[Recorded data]
# # #

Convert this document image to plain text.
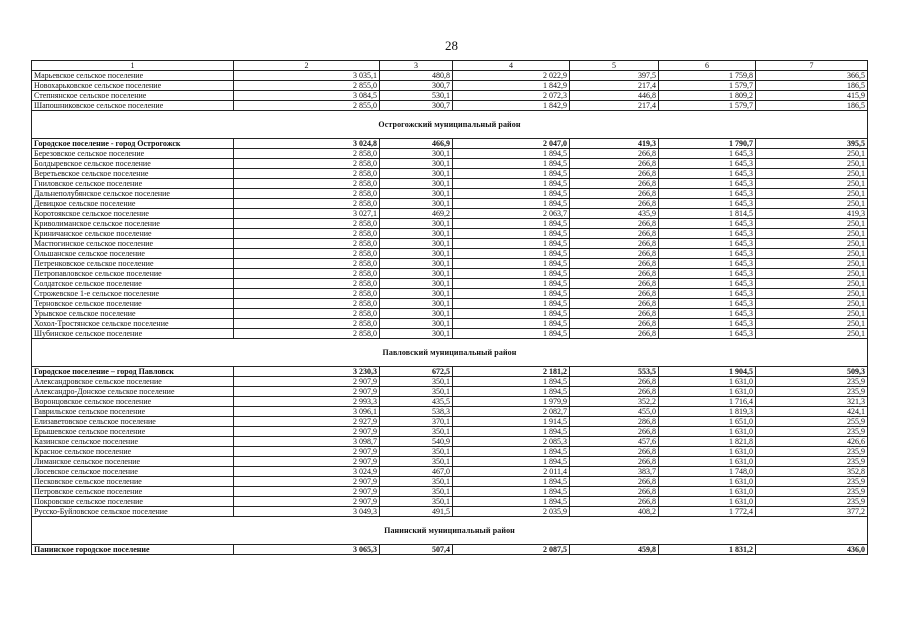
28
1	2	3	4	5	6	7
Марьевское сельское поселение	3 035,1	480,8	2 022,9	397,5	1 759,8	366,5
Новохарьковское сельское поселение	2 855,0	300,7	1 842,9	217,4	1 579,7	186,5
Степнянское сельское поселение	3 084,5	530,1	2 072,3	446,8	1 809,2	415,9
Шапошниковское сельское поселение	2 855,0	300,7	1 842,9	217,4	1 579,7	186,5
Острогожский муниципальный район						
Городское поселение - город Острогожск	3 024,8	466,9	2 047,0	419,3	1 790,7	395,5
Березовское сельское поселение	2 858,0	300,1	1 894,5	266,8	1 645,3	250,1
Болдыревское сельское поселение	2 858,0	300,1	1 894,5	266,8	1 645,3	250,1
Веретьевское сельское поселение	2 858,0	300,1	1 894,5	266,8	1 645,3	250,1
Гниловское сельское поселение	2 858,0	300,1	1 894,5	266,8	1 645,3	250,1
Дальнеполубянское сельское поселение	2 858,0	300,1	1 894,5	266,8	1 645,3	250,1
Девицкое сельское поселение	2 858,0	300,1	1 894,5	266,8	1 645,3	250,1
Коротоякское сельское поселение	3 027,1	469,2	2 063,7	435,9	1 814,5	419,3
Криволиманское сельское поселение	2 858,0	300,1	1 894,5	266,8	1 645,3	250,1
Криничанское сельское поселение	2 858,0	300,1	1 894,5	266,8	1 645,3	250,1
Мастюгинское сельское поселение	2 858,0	300,1	1 894,5	266,8	1 645,3	250,1
Ольшанское сельское поселение	2 858,0	300,1	1 894,5	266,8	1 645,3	250,1
Петренковское сельское поселение	2 858,0	300,1	1 894,5	266,8	1 645,3	250,1
Петропавловское сельское поселение	2 858,0	300,1	1 894,5	266,8	1 645,3	250,1
Солдатское сельское поселение	2 858,0	300,1	1 894,5	266,8	1 645,3	250,1
Строжевское 1-е сельское поселение	2 858,0	300,1	1 894,5	266,8	1 645,3	250,1
Терновское сельское поселение	2 858,0	300,1	1 894,5	266,8	1 645,3	250,1
Урывское сельское поселение	2 858,0	300,1	1 894,5	266,8	1 645,3	250,1
Хохол-Тростянское сельское поселение	2 858,0	300,1	1 894,5	266,8	1 645,3	250,1
Шубинское сельское поселение	2 858,0	300,1	1 894,5	266,8	1 645,3	250,1
Павловский муниципальный район						
Городское поселение – город Павловск	3 230,3	672,5	2 181,2	553,5	1 904,5	509,3
Александровское сельское поселение	2 907,9	350,1	1 894,5	266,8	1 631,0	235,9
Александро-Донское сельское поселение	2 907,9	350,1	1 894,5	266,8	1 631,0	235,9
Воронцовское сельское поселение	2 993,3	435,5	1 979,9	352,2	1 716,4	321,3
Гаврильское сельское поселение	3 096,1	538,3	2 082,7	455,0	1 819,3	424,1
Елизаветовское сельское поселение	2 927,9	370,1	1 914,5	286,8	1 651,0	255,9
Ерышевское сельское поселение	2 907,9	350,1	1 894,5	266,8	1 631,0	235,9
Казинское сельское поселение	3 098,7	540,9	2 085,3	457,6	1 821,8	426,6
Красное сельское поселение	2 907,9	350,1	1 894,5	266,8	1 631,0	235,9
Лиманское сельское поселение	2 907,9	350,1	1 894,5	266,8	1 631,0	235,9
Лосевское сельское поселение	3 024,9	467,0	2 011,4	383,7	1 748,0	352,8
Песковское сельское поселение	2 907,9	350,1	1 894,5	266,8	1 631,0	235,9
Петровское сельское поселение	2 907,9	350,1	1 894,5	266,8	1 631,0	235,9
Покровское сельское поселение	2 907,9	350,1	1 894,5	266,8	1 631,0	235,9
Русско-Буйловское сельское поселение	3 049,3	491,5	2 035,9	408,2	1 772,4	377,2
Панинский муниципальный район						
Панинское городское поселение	3 065,3	507,4	2 087,5	459,8	1 831,2	436,0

# # #

▶ **Objective**
Select all lines in the listing that include the word "муниципальный".

▶ **Output of the task**
Острогожский муниципальный район						
Павловский муниципальный район						
Панинский муниципальный район						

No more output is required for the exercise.